- **Your instructions**: Find the lines below that contain the string "JSON". Copy each one.

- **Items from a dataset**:

──────

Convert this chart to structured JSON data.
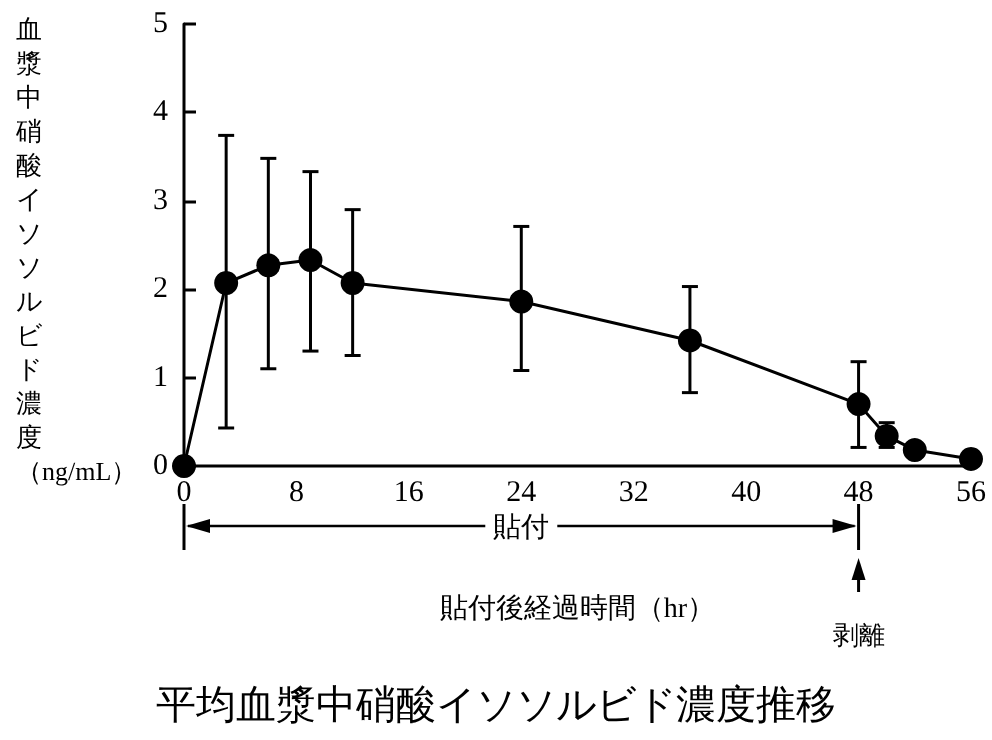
{
  "chart_data": {
    "type": "line",
    "title": "平均血漿中硝酸イソソルビド濃度推移",
    "xlabel": "貼付後経過時間（hr）",
    "ylabel": "血漿中硝酸イソソルビド濃度（ng/mL）",
    "x": [
      0,
      3,
      6,
      9,
      12,
      24,
      36,
      48,
      50,
      52,
      56
    ],
    "series": [
      {
        "color": "#000000",
        "values": [
          0,
          2.07,
          2.27,
          2.33,
          2.07,
          1.86,
          1.42,
          0.7,
          0.34,
          0.18,
          0.08
        ],
        "errors": [
          null,
          [
            0.43,
            3.74
          ],
          [
            1.1,
            3.48
          ],
          [
            1.3,
            3.33
          ],
          [
            1.25,
            2.9
          ],
          [
            1.08,
            2.71
          ],
          [
            0.83,
            2.03
          ],
          [
            0.21,
            1.18
          ],
          [
            0.21,
            0.49
          ],
          null,
          null
        ]
      }
    ],
    "xlim": [
      0,
      56
    ],
    "xticks": [
      0,
      8,
      16,
      24,
      32,
      40,
      48,
      56
    ],
    "ylim": [
      0,
      5
    ],
    "yticks": [
      0,
      1,
      2,
      3,
      4,
      5
    ],
    "annotations": [
      "貼付"
    ],
    "ref_lines": [
      {
        "axis": "x",
        "value": 48,
        "label": "剥離"
      }
    ],
    "marker": "circle",
    "line_style": "solid",
    "grid": false
  }
}
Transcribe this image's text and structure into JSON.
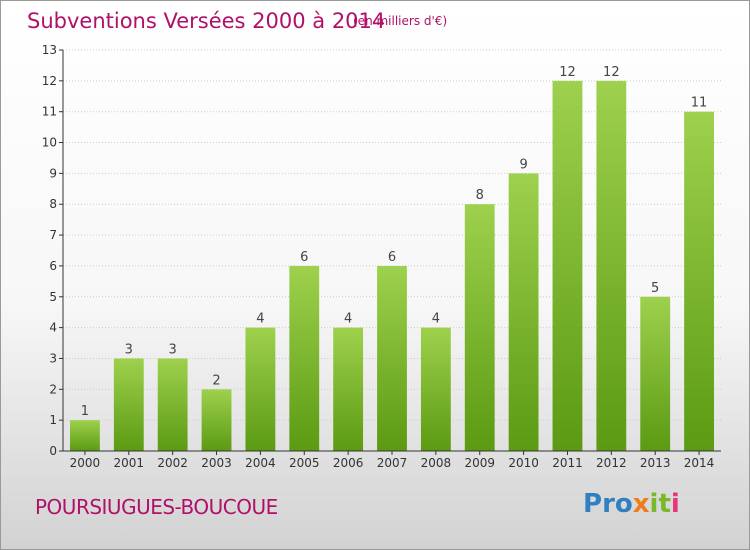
{
  "header": {
    "title": "Subventions Versées 2000 à 2014",
    "subtitle": "(en milliers d'€)"
  },
  "footer": {
    "place": "POURSIUGUES-BOUCOUE",
    "brand": "Proxiti",
    "brand_letters": [
      "P",
      "r",
      "o",
      "x",
      "i",
      "t",
      "i"
    ],
    "brand_colors": [
      "#2f7fc1",
      "#2f7fc1",
      "#2f7fc1",
      "#ee7d1b",
      "#7ab829",
      "#7ab829",
      "#e8347a"
    ]
  },
  "colors": {
    "title": "#b0106a",
    "bar_top": "#9ed14d",
    "bar_bottom": "#5b9a12",
    "axis": "#333333",
    "grid": "#cccccc"
  },
  "chart_data": {
    "type": "bar",
    "categories": [
      "2000",
      "2001",
      "2002",
      "2003",
      "2004",
      "2005",
      "2006",
      "2007",
      "2008",
      "2009",
      "2010",
      "2011",
      "2012",
      "2013",
      "2014"
    ],
    "values": [
      1,
      3,
      3,
      2,
      4,
      6,
      4,
      6,
      4,
      8,
      9,
      12,
      12,
      5,
      11
    ],
    "title": "Subventions Versées 2000 à 2014",
    "ylim": [
      0,
      13
    ],
    "yticks": [
      0,
      1,
      2,
      3,
      4,
      5,
      6,
      7,
      8,
      9,
      10,
      11,
      12,
      13
    ],
    "grid": true,
    "data_labels": true
  }
}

──────

- **Response**:
Convert this chart to structured JSON data.
Transcribe this image's text and structure into JSON.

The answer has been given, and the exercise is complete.